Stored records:
:::::

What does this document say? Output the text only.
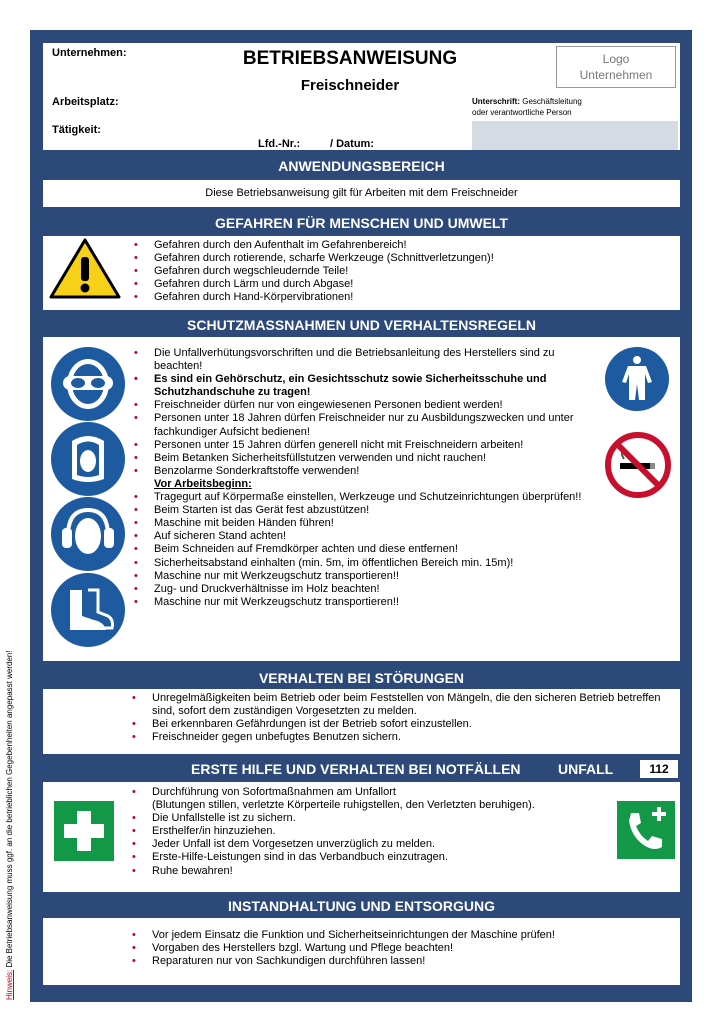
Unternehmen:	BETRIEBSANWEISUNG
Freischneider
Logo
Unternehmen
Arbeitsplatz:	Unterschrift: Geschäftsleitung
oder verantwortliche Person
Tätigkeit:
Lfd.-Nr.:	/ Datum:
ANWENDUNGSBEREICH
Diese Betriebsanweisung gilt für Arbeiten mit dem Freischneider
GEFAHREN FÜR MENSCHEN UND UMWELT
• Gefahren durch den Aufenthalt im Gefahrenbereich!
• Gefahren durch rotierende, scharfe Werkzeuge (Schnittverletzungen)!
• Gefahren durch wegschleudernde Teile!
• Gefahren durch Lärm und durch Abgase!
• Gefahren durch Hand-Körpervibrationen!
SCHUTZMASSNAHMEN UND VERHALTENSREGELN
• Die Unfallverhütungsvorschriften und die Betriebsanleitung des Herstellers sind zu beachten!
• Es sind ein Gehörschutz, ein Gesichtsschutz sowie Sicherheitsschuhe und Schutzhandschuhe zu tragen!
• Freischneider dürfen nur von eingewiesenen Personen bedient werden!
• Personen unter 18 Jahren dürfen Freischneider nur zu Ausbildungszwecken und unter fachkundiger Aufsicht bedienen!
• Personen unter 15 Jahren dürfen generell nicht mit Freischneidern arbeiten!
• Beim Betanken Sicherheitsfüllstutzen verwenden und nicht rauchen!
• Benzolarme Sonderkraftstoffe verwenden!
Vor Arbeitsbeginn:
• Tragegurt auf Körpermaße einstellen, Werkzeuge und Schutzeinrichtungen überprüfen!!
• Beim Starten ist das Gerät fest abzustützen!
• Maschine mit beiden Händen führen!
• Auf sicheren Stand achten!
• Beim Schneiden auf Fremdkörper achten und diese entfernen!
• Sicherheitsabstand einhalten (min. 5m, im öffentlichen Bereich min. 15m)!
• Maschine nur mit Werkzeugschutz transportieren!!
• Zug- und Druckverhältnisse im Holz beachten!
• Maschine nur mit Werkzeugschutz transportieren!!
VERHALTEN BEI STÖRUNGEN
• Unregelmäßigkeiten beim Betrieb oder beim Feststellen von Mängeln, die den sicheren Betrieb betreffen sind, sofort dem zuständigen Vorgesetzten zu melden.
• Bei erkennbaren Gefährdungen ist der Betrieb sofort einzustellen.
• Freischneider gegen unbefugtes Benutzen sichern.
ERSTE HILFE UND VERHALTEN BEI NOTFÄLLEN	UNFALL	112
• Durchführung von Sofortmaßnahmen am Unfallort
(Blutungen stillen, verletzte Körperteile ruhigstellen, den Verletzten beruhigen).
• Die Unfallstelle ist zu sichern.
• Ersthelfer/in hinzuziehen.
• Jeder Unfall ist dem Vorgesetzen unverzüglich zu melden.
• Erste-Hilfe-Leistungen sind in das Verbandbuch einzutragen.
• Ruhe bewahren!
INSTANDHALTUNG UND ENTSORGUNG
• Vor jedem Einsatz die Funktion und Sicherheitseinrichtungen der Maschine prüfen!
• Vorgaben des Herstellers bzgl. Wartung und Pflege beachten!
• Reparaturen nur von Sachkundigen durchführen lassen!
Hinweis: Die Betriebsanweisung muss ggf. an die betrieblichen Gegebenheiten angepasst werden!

:::::

## [Description of the task]
Copy out the entries verbatim and leave the images out.

## [Written reply]
What does this document say? Output the text only.
Unternehmen:	BETRIEBSANWEISUNG
Freischneider
Logo
Unternehmen
Arbeitsplatz:	Unterschrift: Geschäftsleitung
oder verantwortliche Person
Tätigkeit:
Lfd.-Nr.:	/ Datum:
ANWENDUNGSBEREICH
Diese Betriebsanweisung gilt für Arbeiten mit dem Freischneider
GEFAHREN FÜR MENSCHEN UND UMWELT
• Gefahren durch den Aufenthalt im Gefahrenbereich!
• Gefahren durch rotierende, scharfe Werkzeuge (Schnittverletzungen)!
• Gefahren durch wegschleudernde Teile!
• Gefahren durch Lärm und durch Abgase!
• Gefahren durch Hand-Körpervibrationen!
SCHUTZMASSNAHMEN UND VERHALTENSREGELN
• Die Unfallverhütungsvorschriften und die Betriebsanleitung des Herstellers sind zu beachten!
• Es sind ein Gehörschutz, ein Gesichtsschutz sowie Sicherheitsschuhe und Schutzhandschuhe zu tragen!
• Freischneider dürfen nur von eingewiesenen Personen bedient werden!
• Personen unter 18 Jahren dürfen Freischneider nur zu Ausbildungszwecken und unter fachkundiger Aufsicht bedienen!
• Personen unter 15 Jahren dürfen generell nicht mit Freischneidern arbeiten!
• Beim Betanken Sicherheitsfüllstutzen verwenden und nicht rauchen!
• Benzolarme Sonderkraftstoffe verwenden!
Vor Arbeitsbeginn:
• Tragegurt auf Körpermaße einstellen, Werkzeuge und Schutzeinrichtungen überprüfen!!
• Beim Starten ist das Gerät fest abzustützen!
• Maschine mit beiden Händen führen!
• Auf sicheren Stand achten!
• Beim Schneiden auf Fremdkörper achten und diese entfernen!
• Sicherheitsabstand einhalten (min. 5m, im öffentlichen Bereich min. 15m)!
• Maschine nur mit Werkzeugschutz transportieren!!
• Zug- und Druckverhältnisse im Holz beachten!
• Maschine nur mit Werkzeugschutz transportieren!!
VERHALTEN BEI STÖRUNGEN
• Unregelmäßigkeiten beim Betrieb oder beim Feststellen von Mängeln, die den sicheren Betrieb betreffen sind, sofort dem zuständigen Vorgesetzten zu melden.
• Bei erkennbaren Gefährdungen ist der Betrieb sofort einzustellen.
• Freischneider gegen unbefugtes Benutzen sichern.
ERSTE HILFE UND VERHALTEN BEI NOTFÄLLEN	UNFALL	112
• Durchführung von Sofortmaßnahmen am Unfallort
(Blutungen stillen, verletzte Körperteile ruhigstellen, den Verletzten beruhigen).
• Die Unfallstelle ist zu sichern.
• Ersthelfer/in hinzuziehen.
• Jeder Unfall ist dem Vorgesetzen unverzüglich zu melden.
• Erste-Hilfe-Leistungen sind in das Verbandbuch einzutragen.
• Ruhe bewahren!
INSTANDHALTUNG UND ENTSORGUNG
• Vor jedem Einsatz die Funktion und Sicherheitseinrichtungen der Maschine prüfen!
• Vorgaben des Herstellers bzgl. Wartung und Pflege beachten!
• Reparaturen nur von Sachkundigen durchführen lassen!
Hinweis: Die Betriebsanweisung muss ggf. an die betrieblichen Gegebenheiten angepasst werden!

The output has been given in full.